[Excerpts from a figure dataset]
"""

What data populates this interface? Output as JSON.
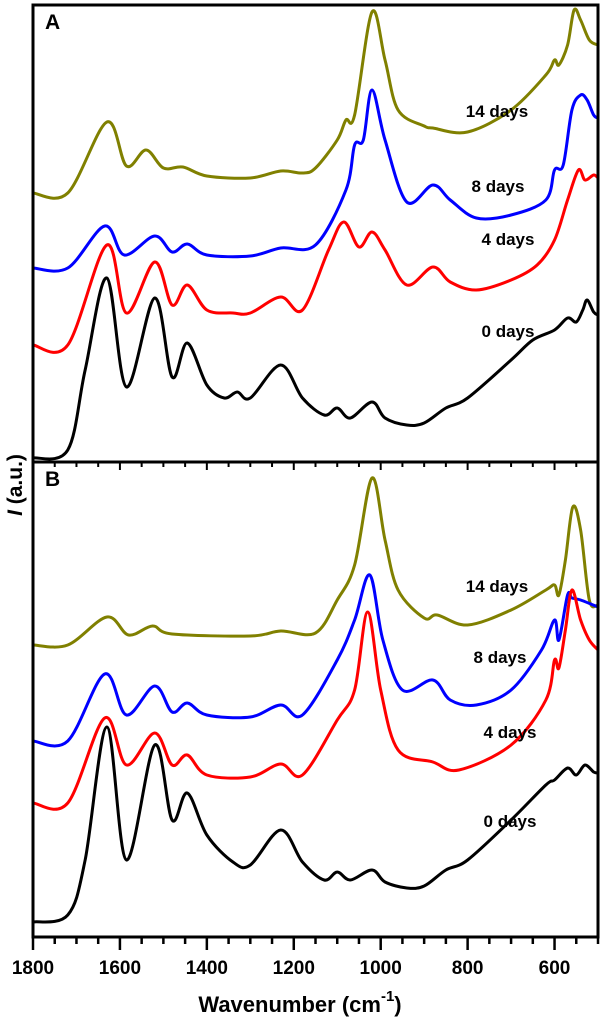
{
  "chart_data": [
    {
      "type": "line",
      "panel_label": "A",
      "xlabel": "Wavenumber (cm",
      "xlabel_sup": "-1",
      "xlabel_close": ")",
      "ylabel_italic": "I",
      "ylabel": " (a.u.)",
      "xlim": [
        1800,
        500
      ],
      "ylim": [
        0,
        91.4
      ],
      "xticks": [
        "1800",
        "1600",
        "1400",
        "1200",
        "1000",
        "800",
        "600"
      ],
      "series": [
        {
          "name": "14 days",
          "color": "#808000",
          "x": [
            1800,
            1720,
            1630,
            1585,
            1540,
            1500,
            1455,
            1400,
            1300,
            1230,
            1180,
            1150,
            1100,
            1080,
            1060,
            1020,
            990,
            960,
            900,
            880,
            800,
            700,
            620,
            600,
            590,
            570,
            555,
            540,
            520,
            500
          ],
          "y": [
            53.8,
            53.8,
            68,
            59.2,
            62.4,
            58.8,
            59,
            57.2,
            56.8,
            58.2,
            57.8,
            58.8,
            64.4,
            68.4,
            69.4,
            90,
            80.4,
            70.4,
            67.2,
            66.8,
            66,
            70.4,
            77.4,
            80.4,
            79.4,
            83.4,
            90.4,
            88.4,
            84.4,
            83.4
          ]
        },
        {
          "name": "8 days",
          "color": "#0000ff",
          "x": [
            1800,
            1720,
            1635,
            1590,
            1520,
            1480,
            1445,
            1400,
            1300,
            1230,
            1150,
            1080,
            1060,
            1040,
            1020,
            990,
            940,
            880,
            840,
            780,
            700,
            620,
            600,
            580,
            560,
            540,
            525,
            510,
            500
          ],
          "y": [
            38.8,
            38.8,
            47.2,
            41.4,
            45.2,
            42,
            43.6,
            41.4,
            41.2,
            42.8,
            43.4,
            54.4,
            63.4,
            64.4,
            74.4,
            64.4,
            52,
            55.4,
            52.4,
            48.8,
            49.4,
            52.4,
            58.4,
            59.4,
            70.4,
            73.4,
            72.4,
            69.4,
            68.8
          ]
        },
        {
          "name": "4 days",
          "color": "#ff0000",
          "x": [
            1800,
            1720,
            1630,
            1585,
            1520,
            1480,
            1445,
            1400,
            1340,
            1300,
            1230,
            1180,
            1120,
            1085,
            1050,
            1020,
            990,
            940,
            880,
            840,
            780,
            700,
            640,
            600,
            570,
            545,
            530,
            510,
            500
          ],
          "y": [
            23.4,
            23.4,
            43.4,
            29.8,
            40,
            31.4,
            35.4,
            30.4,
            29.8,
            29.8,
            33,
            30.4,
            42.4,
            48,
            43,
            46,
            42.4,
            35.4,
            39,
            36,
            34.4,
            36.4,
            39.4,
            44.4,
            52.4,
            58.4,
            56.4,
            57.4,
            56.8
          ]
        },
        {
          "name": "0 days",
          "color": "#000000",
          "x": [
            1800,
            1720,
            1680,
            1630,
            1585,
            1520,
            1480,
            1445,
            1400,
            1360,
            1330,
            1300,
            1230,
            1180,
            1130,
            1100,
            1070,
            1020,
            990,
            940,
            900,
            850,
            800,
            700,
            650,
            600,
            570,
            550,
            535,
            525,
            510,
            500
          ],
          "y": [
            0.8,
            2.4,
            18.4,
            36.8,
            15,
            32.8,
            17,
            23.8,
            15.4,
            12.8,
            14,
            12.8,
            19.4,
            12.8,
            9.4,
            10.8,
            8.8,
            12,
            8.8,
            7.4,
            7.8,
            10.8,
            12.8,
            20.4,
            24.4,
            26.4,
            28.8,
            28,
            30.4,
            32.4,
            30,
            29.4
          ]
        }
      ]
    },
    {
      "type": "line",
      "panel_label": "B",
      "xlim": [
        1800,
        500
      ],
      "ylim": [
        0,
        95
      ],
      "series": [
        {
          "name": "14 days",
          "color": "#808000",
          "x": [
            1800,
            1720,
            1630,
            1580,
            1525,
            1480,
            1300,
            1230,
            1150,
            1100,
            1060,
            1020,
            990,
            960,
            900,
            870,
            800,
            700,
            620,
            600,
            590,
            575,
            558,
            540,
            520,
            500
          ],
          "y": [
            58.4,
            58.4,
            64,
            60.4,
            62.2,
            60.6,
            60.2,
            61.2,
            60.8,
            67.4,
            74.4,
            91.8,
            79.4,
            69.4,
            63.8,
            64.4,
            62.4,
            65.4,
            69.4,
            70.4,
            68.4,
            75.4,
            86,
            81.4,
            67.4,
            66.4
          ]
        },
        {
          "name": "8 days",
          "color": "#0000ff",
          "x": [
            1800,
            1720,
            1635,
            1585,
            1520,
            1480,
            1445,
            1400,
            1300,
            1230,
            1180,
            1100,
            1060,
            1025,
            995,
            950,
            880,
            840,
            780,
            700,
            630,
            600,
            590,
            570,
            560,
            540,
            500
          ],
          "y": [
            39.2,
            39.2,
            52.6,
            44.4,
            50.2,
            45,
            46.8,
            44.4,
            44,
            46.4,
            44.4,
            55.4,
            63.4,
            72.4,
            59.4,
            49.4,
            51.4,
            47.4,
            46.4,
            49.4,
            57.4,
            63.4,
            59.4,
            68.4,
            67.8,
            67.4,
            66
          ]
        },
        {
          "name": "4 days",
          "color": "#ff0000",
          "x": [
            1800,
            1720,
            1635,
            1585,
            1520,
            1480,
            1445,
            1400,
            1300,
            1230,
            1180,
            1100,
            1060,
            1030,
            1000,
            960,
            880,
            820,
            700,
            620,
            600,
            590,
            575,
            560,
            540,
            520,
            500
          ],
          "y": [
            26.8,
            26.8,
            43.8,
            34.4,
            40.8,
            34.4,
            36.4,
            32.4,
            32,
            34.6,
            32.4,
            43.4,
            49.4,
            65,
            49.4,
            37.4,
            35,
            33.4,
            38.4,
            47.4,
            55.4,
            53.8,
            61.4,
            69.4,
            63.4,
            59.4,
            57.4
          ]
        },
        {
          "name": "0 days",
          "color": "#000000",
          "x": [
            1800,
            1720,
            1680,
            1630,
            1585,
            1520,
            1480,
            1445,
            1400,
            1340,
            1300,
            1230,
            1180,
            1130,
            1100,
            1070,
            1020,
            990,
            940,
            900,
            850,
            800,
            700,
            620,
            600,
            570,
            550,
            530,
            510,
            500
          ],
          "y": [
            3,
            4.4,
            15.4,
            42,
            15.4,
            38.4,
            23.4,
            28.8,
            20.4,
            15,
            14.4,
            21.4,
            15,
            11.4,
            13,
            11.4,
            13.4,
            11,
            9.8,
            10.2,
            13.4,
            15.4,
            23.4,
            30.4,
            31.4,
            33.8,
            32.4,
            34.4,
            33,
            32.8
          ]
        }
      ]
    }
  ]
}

"""
"""

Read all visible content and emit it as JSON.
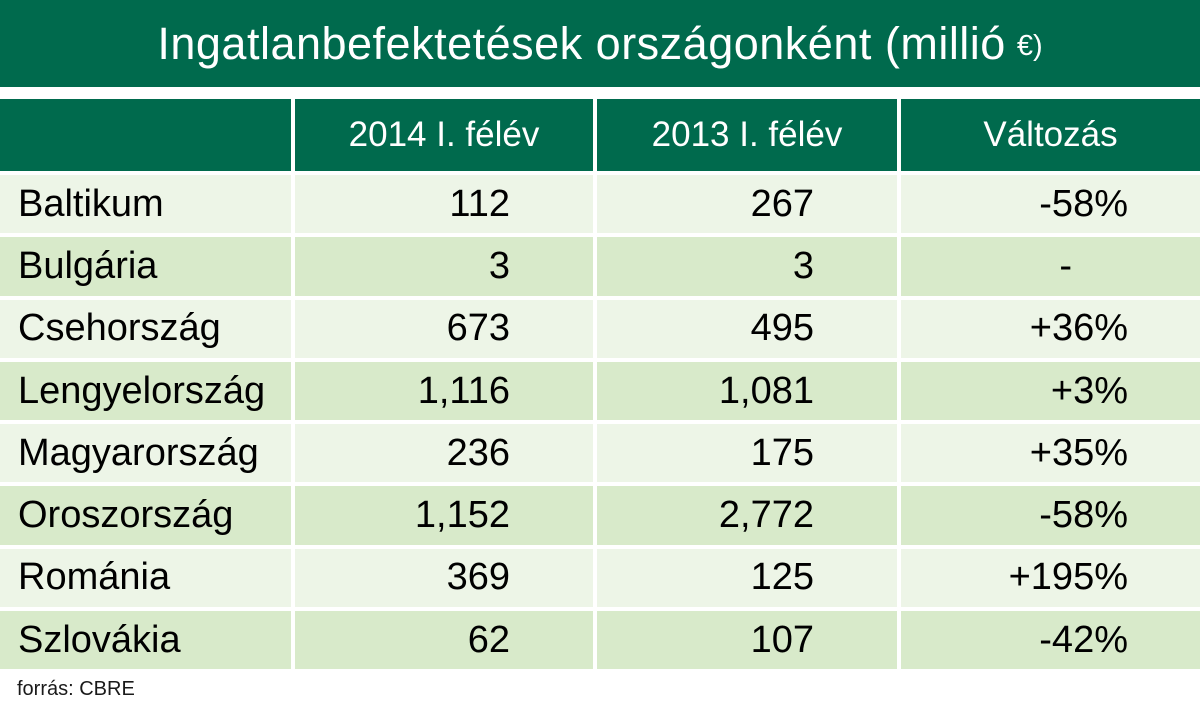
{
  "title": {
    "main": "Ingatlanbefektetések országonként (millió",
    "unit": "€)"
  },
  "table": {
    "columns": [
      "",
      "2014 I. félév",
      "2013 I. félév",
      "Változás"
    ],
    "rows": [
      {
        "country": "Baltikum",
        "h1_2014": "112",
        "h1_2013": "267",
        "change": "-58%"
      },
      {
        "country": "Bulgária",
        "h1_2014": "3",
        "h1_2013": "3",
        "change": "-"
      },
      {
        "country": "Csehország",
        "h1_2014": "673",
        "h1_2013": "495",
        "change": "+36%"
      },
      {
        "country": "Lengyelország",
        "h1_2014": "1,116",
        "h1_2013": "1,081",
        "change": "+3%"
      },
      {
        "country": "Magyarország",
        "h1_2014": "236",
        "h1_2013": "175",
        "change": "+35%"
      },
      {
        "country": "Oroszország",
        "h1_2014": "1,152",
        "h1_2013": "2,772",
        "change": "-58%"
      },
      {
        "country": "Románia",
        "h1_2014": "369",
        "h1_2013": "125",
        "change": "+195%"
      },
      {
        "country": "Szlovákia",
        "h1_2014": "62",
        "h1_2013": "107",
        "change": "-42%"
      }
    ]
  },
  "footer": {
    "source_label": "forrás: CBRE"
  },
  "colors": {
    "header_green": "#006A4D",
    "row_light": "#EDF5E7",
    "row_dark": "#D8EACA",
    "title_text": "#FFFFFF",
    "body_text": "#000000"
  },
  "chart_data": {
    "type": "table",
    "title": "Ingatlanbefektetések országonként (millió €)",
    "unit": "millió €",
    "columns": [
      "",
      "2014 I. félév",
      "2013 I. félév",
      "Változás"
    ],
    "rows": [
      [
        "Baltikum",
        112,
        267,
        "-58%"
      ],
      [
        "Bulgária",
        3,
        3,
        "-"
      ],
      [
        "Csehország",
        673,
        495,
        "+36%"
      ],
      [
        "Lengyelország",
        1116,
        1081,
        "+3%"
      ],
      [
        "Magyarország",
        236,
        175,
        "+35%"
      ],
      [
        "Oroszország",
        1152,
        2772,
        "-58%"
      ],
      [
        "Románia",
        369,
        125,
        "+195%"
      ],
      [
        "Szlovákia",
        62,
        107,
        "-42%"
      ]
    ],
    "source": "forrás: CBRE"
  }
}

"""

## Exercise details
Scan the records above for the string "millió", then select every line that holds it.

## Task answer
    "main": "Ingatlanbefektetések országonként (millió",
    "title": "Ingatlanbefektetések országonként (millió €)",
    "unit": "millió €",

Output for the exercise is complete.